◆ What is needed:
Print out the entries below with no edits.

◆ Recorded data:
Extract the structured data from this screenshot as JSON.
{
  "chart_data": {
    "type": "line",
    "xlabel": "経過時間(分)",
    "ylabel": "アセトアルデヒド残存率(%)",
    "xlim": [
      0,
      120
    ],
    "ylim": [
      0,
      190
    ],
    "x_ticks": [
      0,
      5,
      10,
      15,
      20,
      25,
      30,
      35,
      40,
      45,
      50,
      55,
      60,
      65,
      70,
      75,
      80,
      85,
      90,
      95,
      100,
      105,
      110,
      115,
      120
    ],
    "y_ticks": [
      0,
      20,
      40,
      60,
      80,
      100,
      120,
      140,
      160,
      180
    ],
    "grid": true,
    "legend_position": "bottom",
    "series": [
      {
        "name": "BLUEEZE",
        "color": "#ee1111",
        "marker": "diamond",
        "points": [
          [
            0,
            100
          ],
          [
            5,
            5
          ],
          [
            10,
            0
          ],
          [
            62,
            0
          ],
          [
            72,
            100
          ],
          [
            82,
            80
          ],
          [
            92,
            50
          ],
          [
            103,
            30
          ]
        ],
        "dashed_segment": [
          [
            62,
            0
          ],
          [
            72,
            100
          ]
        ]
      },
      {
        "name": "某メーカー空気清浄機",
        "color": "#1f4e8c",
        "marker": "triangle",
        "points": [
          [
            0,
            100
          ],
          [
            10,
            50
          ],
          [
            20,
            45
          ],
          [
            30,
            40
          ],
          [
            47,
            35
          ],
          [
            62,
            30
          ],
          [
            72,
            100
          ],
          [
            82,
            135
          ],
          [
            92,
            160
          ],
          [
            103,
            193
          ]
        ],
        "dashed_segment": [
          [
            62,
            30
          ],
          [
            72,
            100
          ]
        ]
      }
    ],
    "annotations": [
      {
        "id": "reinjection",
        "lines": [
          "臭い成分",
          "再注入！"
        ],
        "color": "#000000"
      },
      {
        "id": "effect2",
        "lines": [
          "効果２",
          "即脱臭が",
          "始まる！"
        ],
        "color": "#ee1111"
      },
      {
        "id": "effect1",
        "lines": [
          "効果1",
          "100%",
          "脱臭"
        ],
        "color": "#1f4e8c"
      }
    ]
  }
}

◆ Answer:
Extract the structured data from this screenshot as JSON.
{
  "chart_data": {
    "type": "line",
    "xlabel": "経過時間(分)",
    "ylabel": "アセトアルデヒド残存率(%)",
    "xlim": [
      0,
      120
    ],
    "ylim": [
      0,
      190
    ],
    "x_ticks": [
      0,
      5,
      10,
      15,
      20,
      25,
      30,
      35,
      40,
      45,
      50,
      55,
      60,
      65,
      70,
      75,
      80,
      85,
      90,
      95,
      100,
      105,
      110,
      115,
      120
    ],
    "y_ticks": [
      0,
      20,
      40,
      60,
      80,
      100,
      120,
      140,
      160,
      180
    ],
    "grid": true,
    "legend_position": "bottom",
    "series": [
      {
        "name": "BLUEEZE",
        "color": "#ee1111",
        "marker": "diamond",
        "points": [
          [
            0,
            100
          ],
          [
            5,
            5
          ],
          [
            10,
            0
          ],
          [
            62,
            0
          ],
          [
            72,
            100
          ],
          [
            82,
            80
          ],
          [
            92,
            50
          ],
          [
            103,
            30
          ]
        ],
        "dashed_segment": [
          [
            62,
            0
          ],
          [
            72,
            100
          ]
        ]
      },
      {
        "name": "某メーカー空気清浄機",
        "color": "#1f4e8c",
        "marker": "triangle",
        "points": [
          [
            0,
            100
          ],
          [
            10,
            50
          ],
          [
            20,
            45
          ],
          [
            30,
            40
          ],
          [
            47,
            35
          ],
          [
            62,
            30
          ],
          [
            72,
            100
          ],
          [
            82,
            135
          ],
          [
            92,
            160
          ],
          [
            103,
            193
          ]
        ],
        "dashed_segment": [
          [
            62,
            30
          ],
          [
            72,
            100
          ]
        ]
      }
    ],
    "annotations": [
      {
        "id": "reinjection",
        "lines": [
          "臭い成分",
          "再注入！"
        ],
        "color": "#000000"
      },
      {
        "id": "effect2",
        "lines": [
          "効果２",
          "即脱臭が",
          "始まる！"
        ],
        "color": "#ee1111"
      },
      {
        "id": "effect1",
        "lines": [
          "効果1",
          "100%",
          "脱臭"
        ],
        "color": "#1f4e8c"
      }
    ]
  }
}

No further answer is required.